== THE REQUEST ==
Reproduce the listing verbatim.
++++ DATA LINES ++++
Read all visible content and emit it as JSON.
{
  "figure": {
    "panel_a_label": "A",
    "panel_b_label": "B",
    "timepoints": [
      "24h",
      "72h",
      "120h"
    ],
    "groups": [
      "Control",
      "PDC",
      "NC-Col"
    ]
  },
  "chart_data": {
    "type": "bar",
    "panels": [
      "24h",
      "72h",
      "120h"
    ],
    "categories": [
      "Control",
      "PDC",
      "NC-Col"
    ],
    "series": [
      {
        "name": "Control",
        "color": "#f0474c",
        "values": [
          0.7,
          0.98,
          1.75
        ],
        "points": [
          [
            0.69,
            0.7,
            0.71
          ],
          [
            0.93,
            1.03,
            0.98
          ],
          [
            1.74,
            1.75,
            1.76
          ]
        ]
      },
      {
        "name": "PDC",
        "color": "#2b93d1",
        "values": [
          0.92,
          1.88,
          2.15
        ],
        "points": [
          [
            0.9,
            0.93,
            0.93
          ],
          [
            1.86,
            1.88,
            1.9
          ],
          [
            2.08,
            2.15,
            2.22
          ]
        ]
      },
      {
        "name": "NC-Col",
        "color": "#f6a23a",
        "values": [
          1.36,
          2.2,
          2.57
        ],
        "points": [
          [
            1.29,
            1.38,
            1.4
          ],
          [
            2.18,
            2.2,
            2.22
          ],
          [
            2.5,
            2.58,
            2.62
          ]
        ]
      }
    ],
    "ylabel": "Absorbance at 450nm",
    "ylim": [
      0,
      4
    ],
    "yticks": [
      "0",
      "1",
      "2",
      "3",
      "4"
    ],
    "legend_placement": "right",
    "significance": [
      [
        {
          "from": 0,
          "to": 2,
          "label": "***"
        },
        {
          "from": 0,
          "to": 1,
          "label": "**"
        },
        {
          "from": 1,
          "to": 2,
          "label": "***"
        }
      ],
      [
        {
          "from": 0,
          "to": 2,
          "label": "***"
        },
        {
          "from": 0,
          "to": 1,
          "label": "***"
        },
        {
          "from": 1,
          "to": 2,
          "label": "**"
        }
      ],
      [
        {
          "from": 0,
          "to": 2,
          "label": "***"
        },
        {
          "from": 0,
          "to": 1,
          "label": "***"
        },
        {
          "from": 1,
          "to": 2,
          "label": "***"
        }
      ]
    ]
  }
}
++++
== TASK RESPONSE ==
Read all visible content and emit it as JSON.
{
  "figure": {
    "panel_a_label": "A",
    "panel_b_label": "B",
    "timepoints": [
      "24h",
      "72h",
      "120h"
    ],
    "groups": [
      "Control",
      "PDC",
      "NC-Col"
    ]
  },
  "chart_data": {
    "type": "bar",
    "panels": [
      "24h",
      "72h",
      "120h"
    ],
    "categories": [
      "Control",
      "PDC",
      "NC-Col"
    ],
    "series": [
      {
        "name": "Control",
        "color": "#f0474c",
        "values": [
          0.7,
          0.98,
          1.75
        ],
        "points": [
          [
            0.69,
            0.7,
            0.71
          ],
          [
            0.93,
            1.03,
            0.98
          ],
          [
            1.74,
            1.75,
            1.76
          ]
        ]
      },
      {
        "name": "PDC",
        "color": "#2b93d1",
        "values": [
          0.92,
          1.88,
          2.15
        ],
        "points": [
          [
            0.9,
            0.93,
            0.93
          ],
          [
            1.86,
            1.88,
            1.9
          ],
          [
            2.08,
            2.15,
            2.22
          ]
        ]
      },
      {
        "name": "NC-Col",
        "color": "#f6a23a",
        "values": [
          1.36,
          2.2,
          2.57
        ],
        "points": [
          [
            1.29,
            1.38,
            1.4
          ],
          [
            2.18,
            2.2,
            2.22
          ],
          [
            2.5,
            2.58,
            2.62
          ]
        ]
      }
    ],
    "ylabel": "Absorbance at 450nm",
    "ylim": [
      0,
      4
    ],
    "yticks": [
      "0",
      "1",
      "2",
      "3",
      "4"
    ],
    "legend_placement": "right",
    "significance": [
      [
        {
          "from": 0,
          "to": 2,
          "label": "***"
        },
        {
          "from": 0,
          "to": 1,
          "label": "**"
        },
        {
          "from": 1,
          "to": 2,
          "label": "***"
        }
      ],
      [
        {
          "from": 0,
          "to": 2,
          "label": "***"
        },
        {
          "from": 0,
          "to": 1,
          "label": "***"
        },
        {
          "from": 1,
          "to": 2,
          "label": "**"
        }
      ],
      [
        {
          "from": 0,
          "to": 2,
          "label": "***"
        },
        {
          "from": 0,
          "to": 1,
          "label": "***"
        },
        {
          "from": 1,
          "to": 2,
          "label": "***"
        }
      ]
    ]
  }
}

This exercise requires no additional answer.